■ **DIRECTIONS**
Draw out every line with the word "Update" from the listing below.

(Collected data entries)
# # # # # # #

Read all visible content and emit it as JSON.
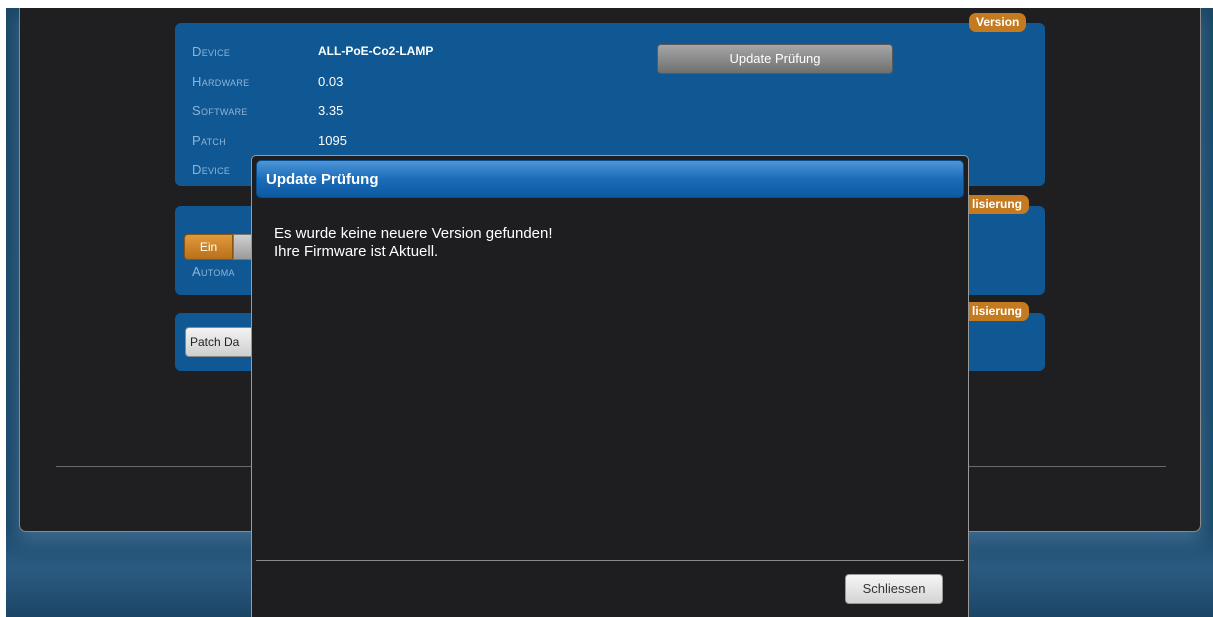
{
  "version_card": {
    "badge": "Version",
    "rows": [
      {
        "label": "Device",
        "value": "ALL-PoE-Co2-LAMP"
      },
      {
        "label": "Hardware",
        "value": "0.03"
      },
      {
        "label": "Software",
        "value": "3.35"
      },
      {
        "label": "Patch",
        "value": "1095"
      },
      {
        "label": "Device",
        "value": ""
      }
    ],
    "update_button": "Update Prüfung"
  },
  "auto_card": {
    "badge": "lisierung",
    "toggle_label": "Ein",
    "label": "Automa"
  },
  "patch_card": {
    "badge": "lisierung",
    "button_label": "Patch Da"
  },
  "dialog": {
    "title": "Update Prüfung",
    "message_line1": "Es wurde keine neuere Version gefunden!",
    "message_line2": "Ihre Firmware ist Aktuell.",
    "close_label": "Schliessen"
  },
  "colors": {
    "card_blue": "#0f5894",
    "badge_orange": "#c47a1e",
    "dialog_bg": "#1e1e20",
    "title_blue": "#1b6cb8"
  }
}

# # # # # # #

■ **EXERCISE OUTPUT**
    "update_button": "Update Prüfung"
    "title": "Update Prüfung",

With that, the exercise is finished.